### Exercise brief
Report back each line of the records that contains the string "images".

Data records
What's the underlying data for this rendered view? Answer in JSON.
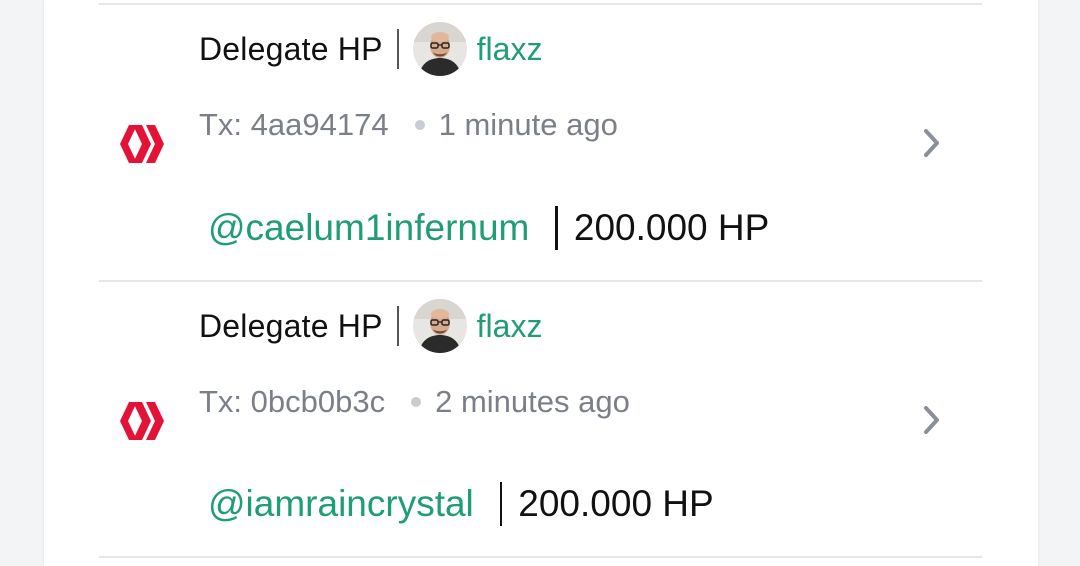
{
  "feed": {
    "items": [
      {
        "operation": "Delegate HP",
        "user": "flaxz",
        "tx_label": "Tx: 4aa94174",
        "time": "1 minute ago",
        "target": "@caelum1infernum",
        "amount": "200.000 HP"
      },
      {
        "operation": "Delegate HP",
        "user": "flaxz",
        "tx_label": "Tx: 0bcb0b3c",
        "time": "2 minutes ago",
        "target": "@iamraincrystal",
        "amount": "200.000 HP"
      }
    ]
  },
  "colors": {
    "accent": "#1f9d73",
    "hive_red": "#e31337",
    "muted": "#7b7f87"
  },
  "icons": {
    "operation": "hive-logo-icon",
    "avatar": "user-avatar",
    "expand": "chevron-right-icon"
  }
}
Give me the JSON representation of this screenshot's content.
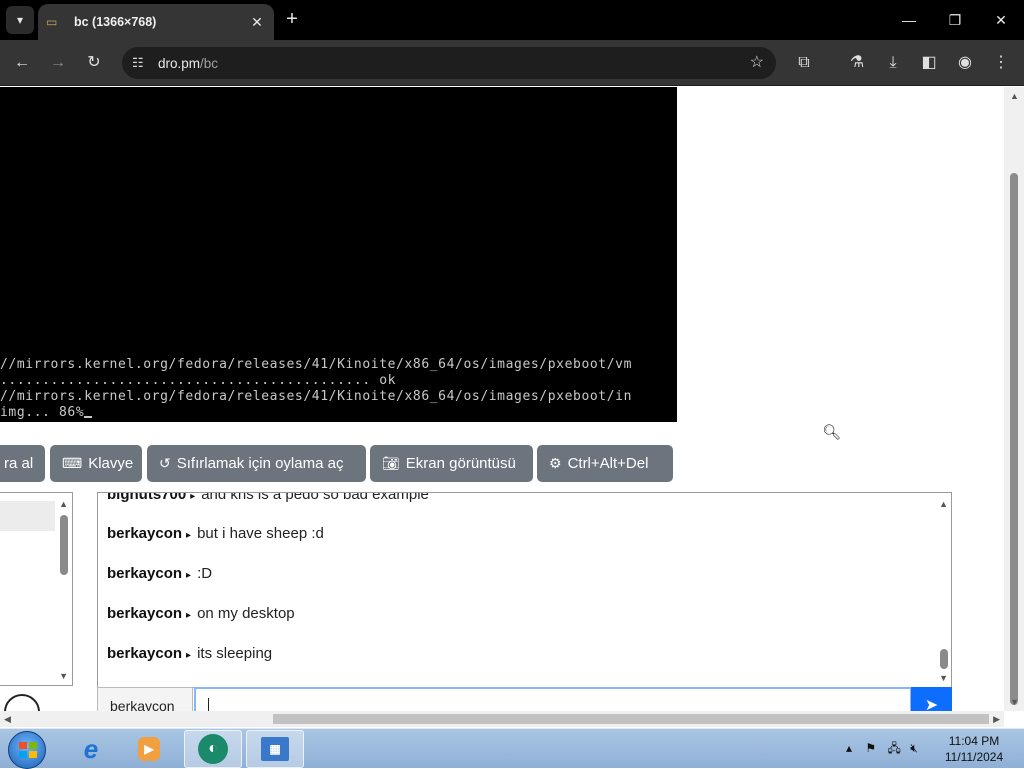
{
  "browser": {
    "tab_title": "bc (1366×768)",
    "url_host": "dro.pm",
    "url_path": "/bc"
  },
  "vm": {
    "lines": [
      "//mirrors.kernel.org/fedora/releases/41/Kinoite/x86_64/os/images/pxeboot/vm",
      "............................................ ok",
      "//mirrors.kernel.org/fedora/releases/41/Kinoite/x86_64/os/images/pxeboot/in",
      "img... 86%"
    ],
    "progress_percent": 86
  },
  "controls": {
    "take_turn": "ra al",
    "keyboard": "Klavye",
    "vote_reset": "Sıfırlamak için oylama aç",
    "screenshot": "Ekran görüntüsü",
    "ctrl_alt_del": "Ctrl+Alt+Del"
  },
  "chat": {
    "partial_message": {
      "user": "bignuts700",
      "text": "and khs is a pedo so bad example"
    },
    "messages": [
      {
        "user": "berkaycon",
        "text": "but i have sheep :d"
      },
      {
        "user": "berkaycon",
        "text": ":D"
      },
      {
        "user": "berkaycon",
        "text": "on my desktop"
      },
      {
        "user": "berkaycon",
        "text": "its sleeping"
      }
    ],
    "username": "berkaycon",
    "input_value": ""
  },
  "taskbar": {
    "time": "11:04 PM",
    "date": "11/11/2024"
  },
  "colors": {
    "button_gray": "#6c757d",
    "send_blue": "#0d6efd",
    "taskbar": "#a9c5e3"
  }
}
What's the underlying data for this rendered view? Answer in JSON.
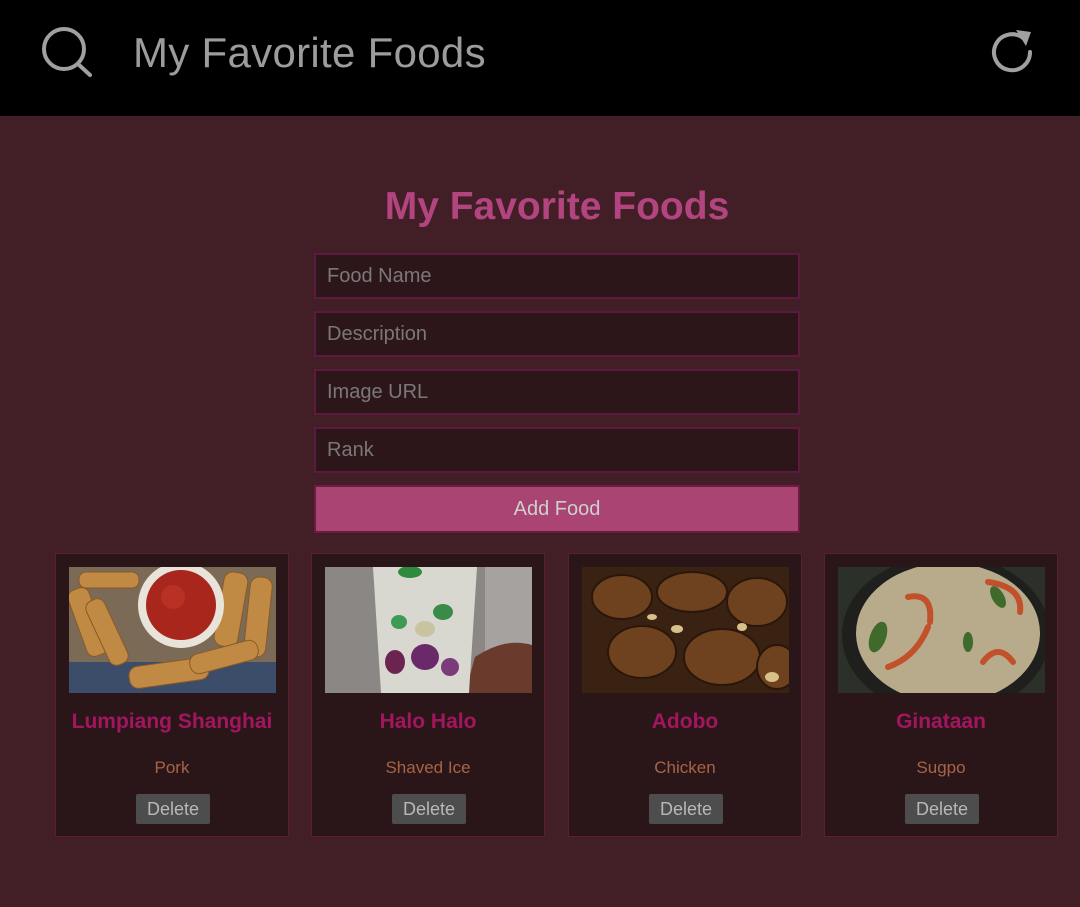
{
  "app_bar": {
    "title": "My Favorite Foods",
    "search_icon": "search-icon",
    "refresh_icon": "refresh-icon"
  },
  "main": {
    "heading": "My Favorite Foods",
    "form": {
      "food_name_placeholder": "Food Name",
      "description_placeholder": "Description",
      "image_url_placeholder": "Image URL",
      "rank_placeholder": "Rank",
      "add_button_label": "Add Food"
    },
    "foods": [
      {
        "name": "Lumpiang Shanghai",
        "description": "Pork",
        "delete_label": "Delete"
      },
      {
        "name": "Halo Halo",
        "description": "Shaved Ice",
        "delete_label": "Delete"
      },
      {
        "name": "Adobo",
        "description": "Chicken",
        "delete_label": "Delete"
      },
      {
        "name": "Ginataan",
        "description": "Sugpo",
        "delete_label": "Delete"
      }
    ]
  },
  "colors": {
    "background": "#421e26",
    "top_bar": "#000000",
    "accent": "#b2447f",
    "card_title": "#a3165f",
    "card_description": "#a66446",
    "card_background": "#2a1618"
  }
}
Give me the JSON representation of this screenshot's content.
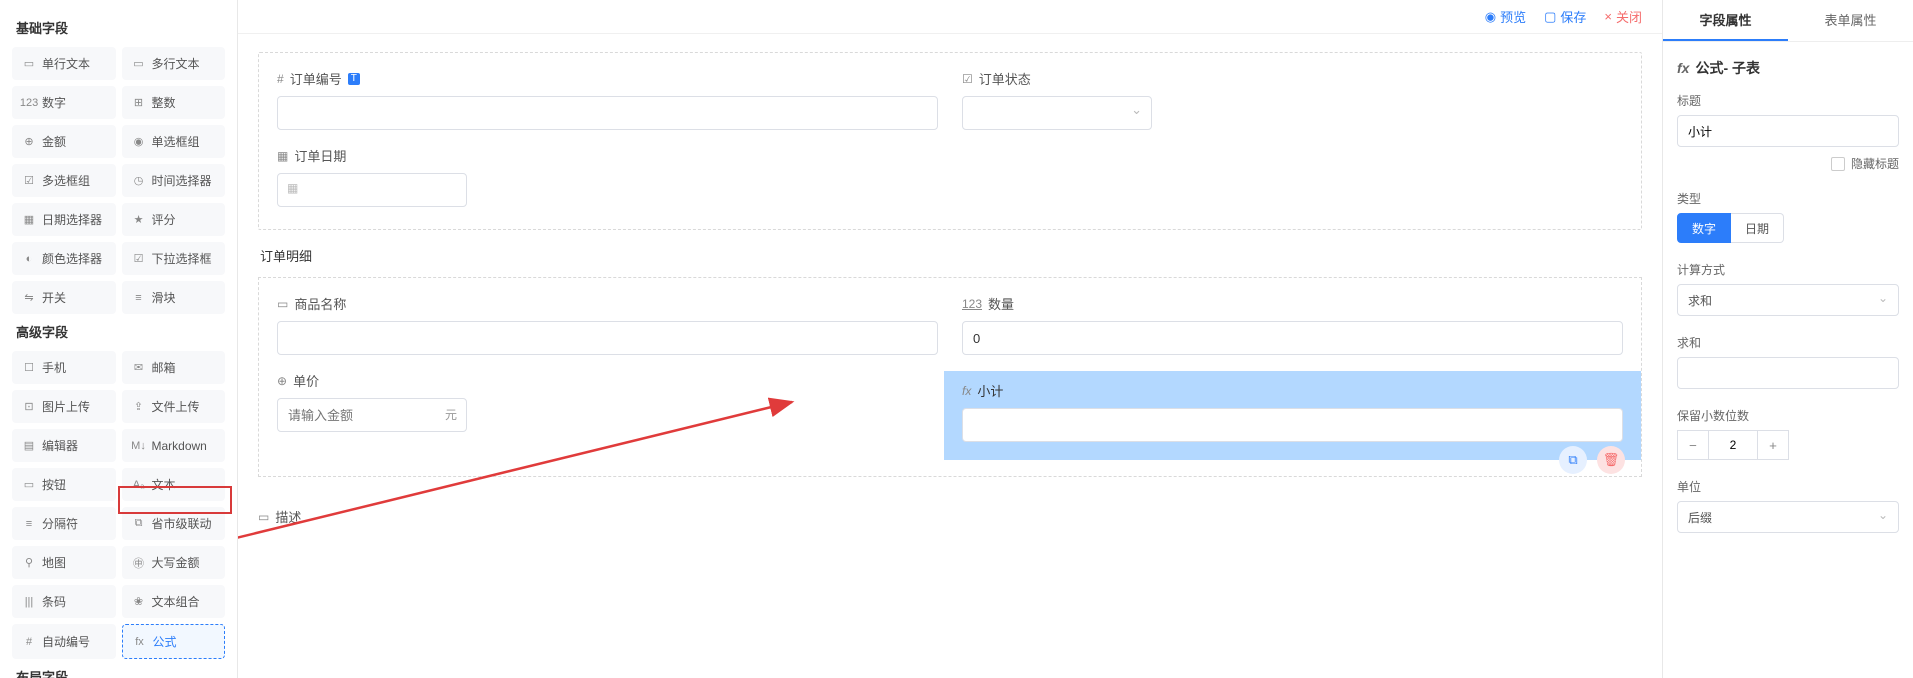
{
  "palette": {
    "group_basic": "基础字段",
    "group_advanced": "高级字段",
    "group_layout": "布局字段",
    "basic": [
      {
        "icon": "▭",
        "label": "单行文本"
      },
      {
        "icon": "▭",
        "label": "多行文本"
      },
      {
        "icon": "123",
        "label": "数字"
      },
      {
        "icon": "⊞",
        "label": "整数"
      },
      {
        "icon": "⊕",
        "label": "金额"
      },
      {
        "icon": "◉",
        "label": "单选框组"
      },
      {
        "icon": "☑",
        "label": "多选框组"
      },
      {
        "icon": "◷",
        "label": "时间选择器"
      },
      {
        "icon": "▦",
        "label": "日期选择器"
      },
      {
        "icon": "★",
        "label": "评分"
      },
      {
        "icon": "◐",
        "label": "颜色选择器"
      },
      {
        "icon": "☑",
        "label": "下拉选择框"
      },
      {
        "icon": "⇋",
        "label": "开关"
      },
      {
        "icon": "≡",
        "label": "滑块"
      }
    ],
    "advanced": [
      {
        "icon": "☐",
        "label": "手机"
      },
      {
        "icon": "✉",
        "label": "邮箱"
      },
      {
        "icon": "⊡",
        "label": "图片上传"
      },
      {
        "icon": "⇪",
        "label": "文件上传"
      },
      {
        "icon": "▤",
        "label": "编辑器"
      },
      {
        "icon": "M↓",
        "label": "Markdown"
      },
      {
        "icon": "▭",
        "label": "按钮"
      },
      {
        "icon": "Aₐ",
        "label": "文本"
      },
      {
        "icon": "≡",
        "label": "分隔符"
      },
      {
        "icon": "⧉",
        "label": "省市级联动"
      },
      {
        "icon": "⚲",
        "label": "地图"
      },
      {
        "icon": "㊥",
        "label": "大写金额"
      },
      {
        "icon": "|||",
        "label": "条码"
      },
      {
        "icon": "❀",
        "label": "文本组合"
      },
      {
        "icon": "#",
        "label": "自动编号"
      },
      {
        "icon": "fx",
        "label": "公式",
        "dragged": true
      }
    ]
  },
  "toolbar": {
    "preview": "预览",
    "save": "保存",
    "close": "关闭"
  },
  "canvas": {
    "top": {
      "order_no": {
        "label": "订单编号",
        "badge": "T"
      },
      "order_status": {
        "label": "订单状态"
      },
      "order_date": {
        "label": "订单日期"
      }
    },
    "detail_title": "订单明细",
    "detail": {
      "product_name": {
        "label": "商品名称"
      },
      "qty": {
        "label": "数量",
        "value": "0"
      },
      "price": {
        "label": "单价",
        "placeholder": "请输入金额",
        "unit": "元"
      },
      "subtotal": {
        "label": "小计"
      }
    },
    "desc_label": "描述"
  },
  "props": {
    "tab_field": "字段属性",
    "tab_form": "表单属性",
    "head_prefix": "fx",
    "head": "公式- 子表",
    "title_label": "标题",
    "title_value": "小计",
    "hide_title": "隐藏标题",
    "type_label": "类型",
    "type_num": "数字",
    "type_date": "日期",
    "calc_label": "计算方式",
    "calc_value": "求和",
    "sum_label": "求和",
    "decimal_label": "保留小数位数",
    "decimal_value": "2",
    "unit_label": "单位",
    "unit_value": "后缀"
  }
}
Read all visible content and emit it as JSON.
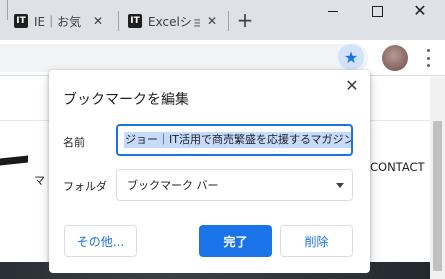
{
  "tabs": [
    {
      "title": "IE｜お気",
      "favicon": "IT"
    },
    {
      "title": "Excelショ",
      "favicon": "IT"
    }
  ],
  "page_behind": {
    "katakana_fragment": "マ",
    "nav_contact": "CONTACT"
  },
  "dialog": {
    "title": "ブックマークを編集",
    "name_label": "名前",
    "name_value": "ジョー｜IT活用で商売繁盛を応援するマガジン",
    "folder_label": "フォルダ",
    "folder_value": "ブックマーク バー",
    "more_button": "その他...",
    "done_button": "完了",
    "delete_button": "削除"
  },
  "colors": {
    "accent": "#1a73e8",
    "star_bg": "#d2e3fc",
    "selection": "#c6dafc"
  },
  "icons": {
    "star": "star-icon",
    "close": "close-icon",
    "new_tab": "plus-icon",
    "folder_dropdown": "chevron-down-icon"
  }
}
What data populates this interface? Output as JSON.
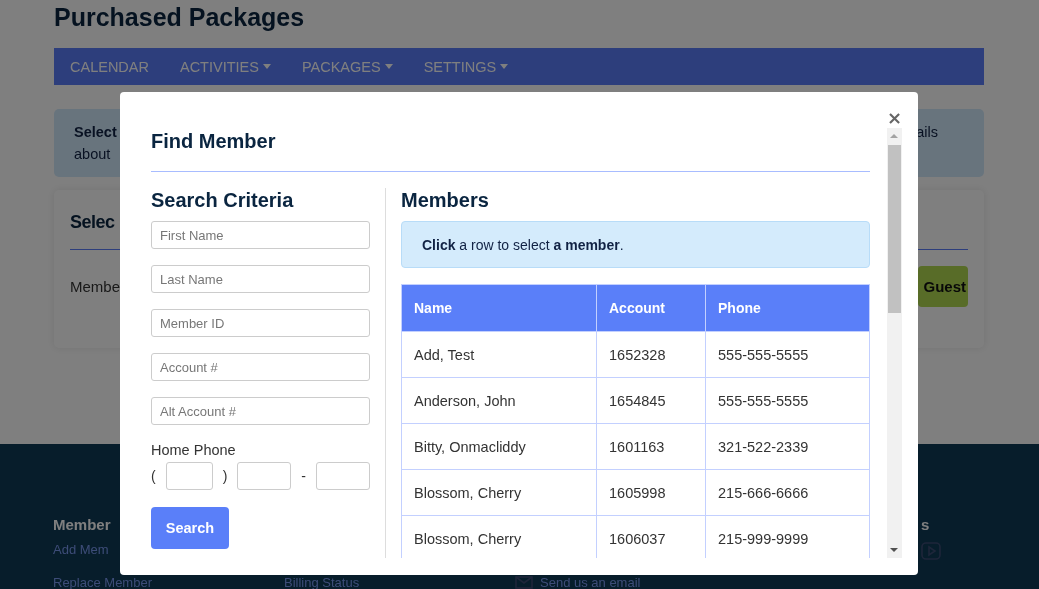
{
  "page": {
    "title": "Purchased Packages",
    "nav": [
      {
        "label": "CALENDAR",
        "dropdown": false
      },
      {
        "label": "ACTIVITIES",
        "dropdown": true
      },
      {
        "label": "PACKAGES",
        "dropdown": true
      },
      {
        "label": "SETTINGS",
        "dropdown": true
      }
    ],
    "notice": {
      "line_1": "Select",
      "line_2": "about",
      "right_text": "ails"
    },
    "card": {
      "heading": "Selec",
      "label": "Membe",
      "button": "Guest"
    },
    "footer": {
      "heading": "Member",
      "links": [
        "Add Mem",
        "Replace Member"
      ],
      "column_2": "Billing Status",
      "email": "Send us an email",
      "right_text": "s"
    }
  },
  "modal": {
    "title": "Find Member",
    "close": "×",
    "search": {
      "heading": "Search Criteria",
      "fields": [
        {
          "placeholder": "First Name"
        },
        {
          "placeholder": "Last Name"
        },
        {
          "placeholder": "Member ID"
        },
        {
          "placeholder": "Account #"
        },
        {
          "placeholder": "Alt Account #"
        }
      ],
      "phone_label": "Home Phone",
      "phone_symbols": [
        "(",
        ")",
        "-"
      ],
      "button": "Search"
    },
    "members": {
      "heading": "Members",
      "hint": "**Click** a row to select **a member**.",
      "columns": [
        "Name",
        "Account",
        "Phone"
      ],
      "rows": [
        [
          "Add, Test",
          "1652328",
          "555-555-5555"
        ],
        [
          "Anderson, John",
          "1654845",
          "555-555-5555"
        ],
        [
          "Bitty, Onmacliddy",
          "1601163",
          "321-522-2339"
        ],
        [
          "Blossom, Cherry",
          "1605998",
          "215-666-6666"
        ],
        [
          "Blossom, Cherry",
          "1606037",
          "215-999-9999"
        ]
      ]
    }
  }
}
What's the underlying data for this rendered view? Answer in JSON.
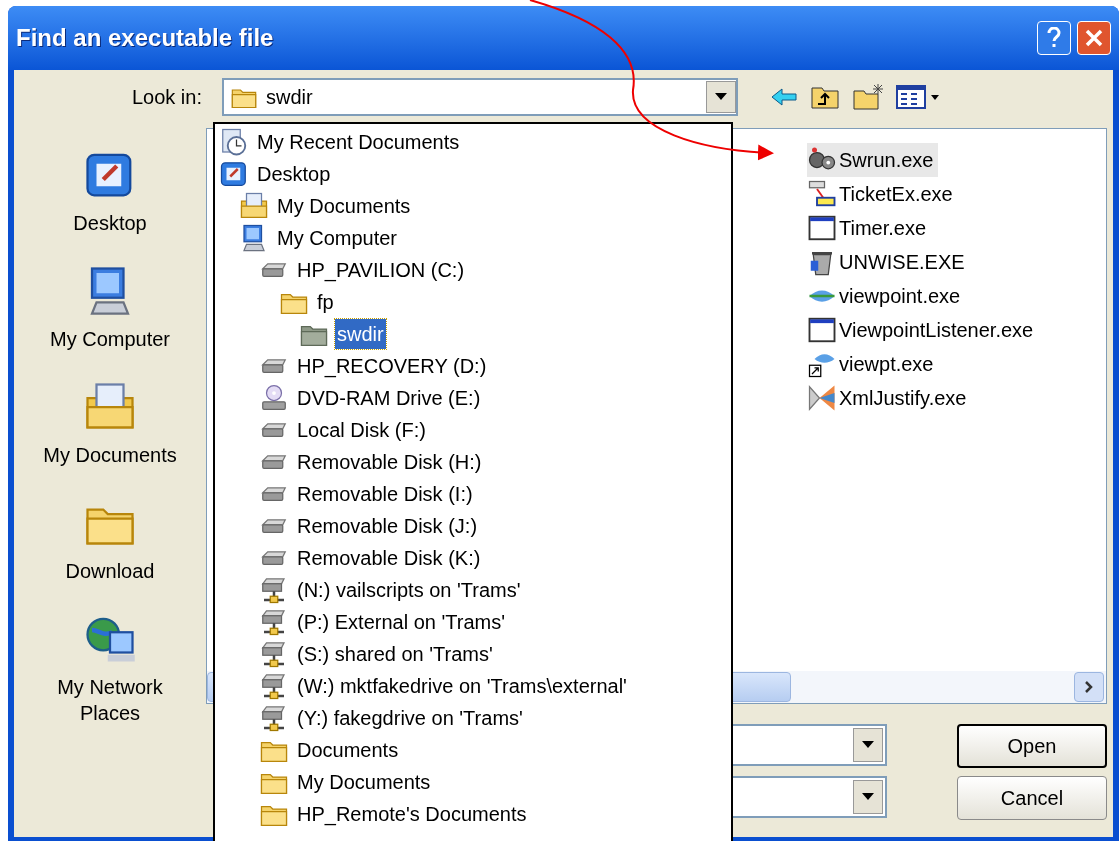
{
  "window": {
    "title": "Find an executable file"
  },
  "look_in": {
    "label": "Look in:",
    "value": "swdir"
  },
  "places": [
    {
      "label": "Desktop",
      "kind": "desktop"
    },
    {
      "label": "My Computer",
      "kind": "computer"
    },
    {
      "label": "My Documents",
      "kind": "mydocs"
    },
    {
      "label": "Download",
      "kind": "folder"
    },
    {
      "label": "My Network Places",
      "kind": "network"
    }
  ],
  "dropdown": {
    "items": [
      {
        "label": "My Recent Documents",
        "kind": "recent",
        "selected": false
      },
      {
        "label": "Desktop",
        "kind": "desktop",
        "selected": false,
        "children": [
          {
            "label": "My Documents",
            "kind": "mydocs",
            "selected": false
          },
          {
            "label": "My Computer",
            "kind": "computer",
            "selected": false,
            "children": [
              {
                "label": "HP_PAVILION (C:)",
                "kind": "drive",
                "selected": false,
                "children": [
                  {
                    "label": "fp",
                    "kind": "folder",
                    "selected": false,
                    "children": [
                      {
                        "label": "swdir",
                        "kind": "greyfolder",
                        "selected": true
                      }
                    ]
                  }
                ]
              },
              {
                "label": "HP_RECOVERY (D:)",
                "kind": "drive",
                "selected": false
              },
              {
                "label": "DVD-RAM Drive (E:)",
                "kind": "cdrom",
                "selected": false
              },
              {
                "label": "Local Disk (F:)",
                "kind": "drive",
                "selected": false
              },
              {
                "label": "Removable Disk (H:)",
                "kind": "drive",
                "selected": false
              },
              {
                "label": "Removable Disk (I:)",
                "kind": "drive",
                "selected": false
              },
              {
                "label": "Removable Disk (J:)",
                "kind": "drive",
                "selected": false
              },
              {
                "label": "Removable Disk (K:)",
                "kind": "drive",
                "selected": false
              },
              {
                "label": "(N:) vailscripts on 'Trams'",
                "kind": "netdrive",
                "selected": false
              },
              {
                "label": "(P:) External on 'Trams'",
                "kind": "netdrive",
                "selected": false
              },
              {
                "label": "(S:) shared on 'Trams'",
                "kind": "netdrive",
                "selected": false
              },
              {
                "label": "(W:) mktfakedrive on 'Trams\\external'",
                "kind": "netdrive",
                "selected": false
              },
              {
                "label": "(Y:) fakegdrive on 'Trams'",
                "kind": "netdrive",
                "selected": false
              },
              {
                "label": "Documents",
                "kind": "folder",
                "selected": false
              },
              {
                "label": "My Documents",
                "kind": "folder",
                "selected": false
              },
              {
                "label": "HP_Remote's Documents",
                "kind": "folder",
                "selected": false
              }
            ]
          }
        ]
      }
    ]
  },
  "files": [
    {
      "name": "Swrun.exe",
      "kind": "gear",
      "selected": true
    },
    {
      "name": "TicketEx.exe",
      "kind": "transfer",
      "selected": false
    },
    {
      "name": "Timer.exe",
      "kind": "window",
      "selected": false
    },
    {
      "name": "UNWISE.EXE",
      "kind": "bin",
      "selected": false
    },
    {
      "name": "viewpoint.exe",
      "kind": "wave",
      "selected": false
    },
    {
      "name": "ViewpointListener.exe",
      "kind": "window",
      "selected": false
    },
    {
      "name": "viewpt.exe",
      "kind": "shortcut",
      "selected": false
    },
    {
      "name": "XmlJustify.exe",
      "kind": "prism",
      "selected": false
    }
  ],
  "buttons": [
    {
      "label": "Open",
      "kind": "default"
    },
    {
      "label": "Cancel",
      "kind": "normal"
    }
  ]
}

### Output below
      "//mirrors.kernel.org/fedora/releases/41/Kinoite/x86_64/os/images/pxeboot/vm",
      "//mirrors.kernel.org/fedora/releases/41/Kinoite/x86_64/os/images/pxeboot/in",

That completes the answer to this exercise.